Data entries:
----------
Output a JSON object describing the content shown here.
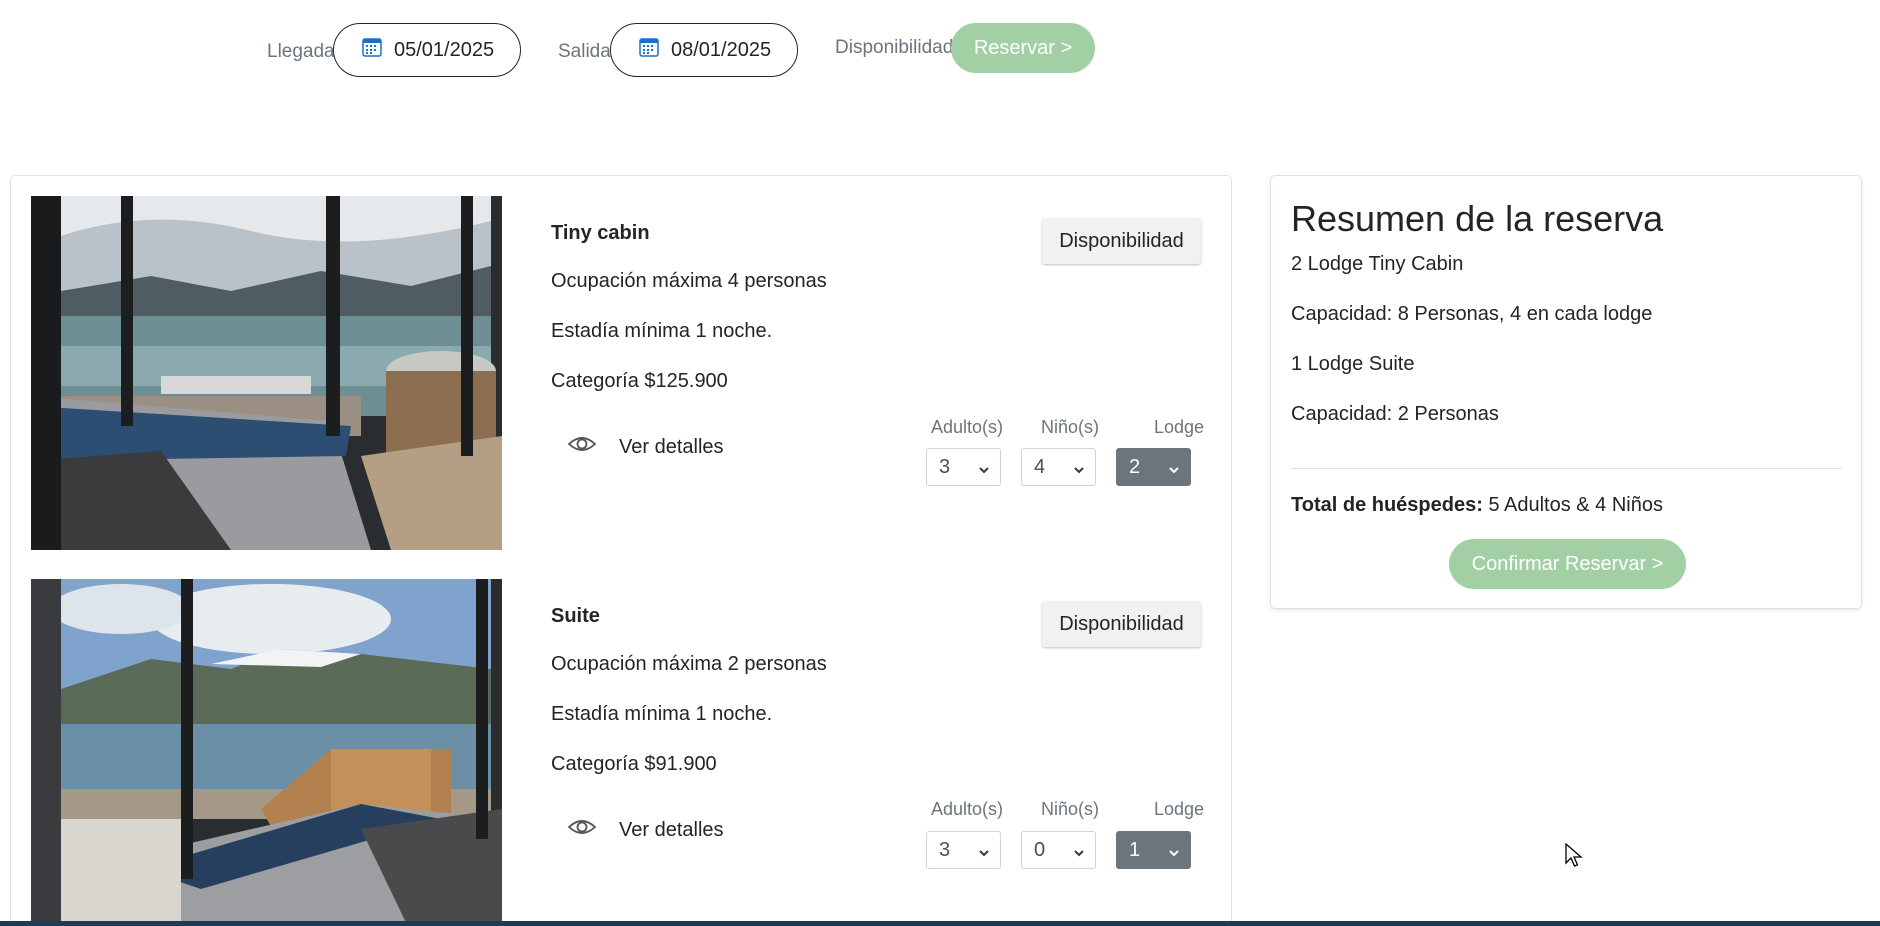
{
  "search": {
    "arrival_label": "Llegada",
    "arrival_value": "05/01/2025",
    "departure_label": "Salida",
    "departure_value": "08/01/2025",
    "availability_label": "Disponibilidad",
    "reserve_button": "Reservar >"
  },
  "rooms": [
    {
      "name": "Tiny cabin",
      "occupancy": "Ocupación máxima 4 personas",
      "min_stay": "Estadía mínima 1 noche.",
      "category": "Categoría $125.900",
      "availability_button": "Disponibilidad",
      "details_link": "Ver detalles",
      "adults_label": "Adulto(s)",
      "children_label": "Niño(s)",
      "lodge_label": "Lodge",
      "adults_value": "3",
      "children_value": "4",
      "lodge_value": "2"
    },
    {
      "name": "Suite",
      "occupancy": "Ocupación máxima 2 personas",
      "min_stay": "Estadía mínima 1 noche.",
      "category": "Categoría $91.900",
      "availability_button": "Disponibilidad",
      "details_link": "Ver detalles",
      "adults_label": "Adulto(s)",
      "children_label": "Niño(s)",
      "lodge_label": "Lodge",
      "adults_value": "3",
      "children_value": "0",
      "lodge_value": "1"
    }
  ],
  "summary": {
    "title": "Resumen de la reserva",
    "lines": [
      "2 Lodge Tiny Cabin",
      "Capacidad: 8 Personas, 4 en cada lodge",
      "1 Lodge Suite",
      "Capacidad: 2 Personas"
    ],
    "total_label": "Total de huéspedes:",
    "total_value": " 5 Adultos & 4 Niños",
    "confirm_button": "Confirmar Reservar >"
  },
  "colors": {
    "accent_green": "#a3cfa5",
    "select_dark": "#6c757d",
    "bottom_bar": "#1d3d57"
  }
}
----------
Images do not belong in the copy; reproduce all other parts of the records above verbatim.

Output a JSON object describing the content shown here.
{
  "search": {
    "arrival_label": "Llegada",
    "arrival_value": "05/01/2025",
    "departure_label": "Salida",
    "departure_value": "08/01/2025",
    "availability_label": "Disponibilidad",
    "reserve_button": "Reservar >"
  },
  "rooms": [
    {
      "name": "Tiny cabin",
      "occupancy": "Ocupación máxima 4 personas",
      "min_stay": "Estadía mínima 1 noche.",
      "category": "Categoría $125.900",
      "availability_button": "Disponibilidad",
      "details_link": "Ver detalles",
      "adults_label": "Adulto(s)",
      "children_label": "Niño(s)",
      "lodge_label": "Lodge",
      "adults_value": "3",
      "children_value": "4",
      "lodge_value": "2"
    },
    {
      "name": "Suite",
      "occupancy": "Ocupación máxima 2 personas",
      "min_stay": "Estadía mínima 1 noche.",
      "category": "Categoría $91.900",
      "availability_button": "Disponibilidad",
      "details_link": "Ver detalles",
      "adults_label": "Adulto(s)",
      "children_label": "Niño(s)",
      "lodge_label": "Lodge",
      "adults_value": "3",
      "children_value": "0",
      "lodge_value": "1"
    }
  ],
  "summary": {
    "title": "Resumen de la reserva",
    "lines": [
      "2 Lodge Tiny Cabin",
      "Capacidad: 8 Personas, 4 en cada lodge",
      "1 Lodge Suite",
      "Capacidad: 2 Personas"
    ],
    "total_label": "Total de huéspedes:",
    "total_value": " 5 Adultos & 4 Niños",
    "confirm_button": "Confirmar Reservar >"
  },
  "colors": {
    "accent_green": "#a3cfa5",
    "select_dark": "#6c757d",
    "bottom_bar": "#1d3d57"
  }
}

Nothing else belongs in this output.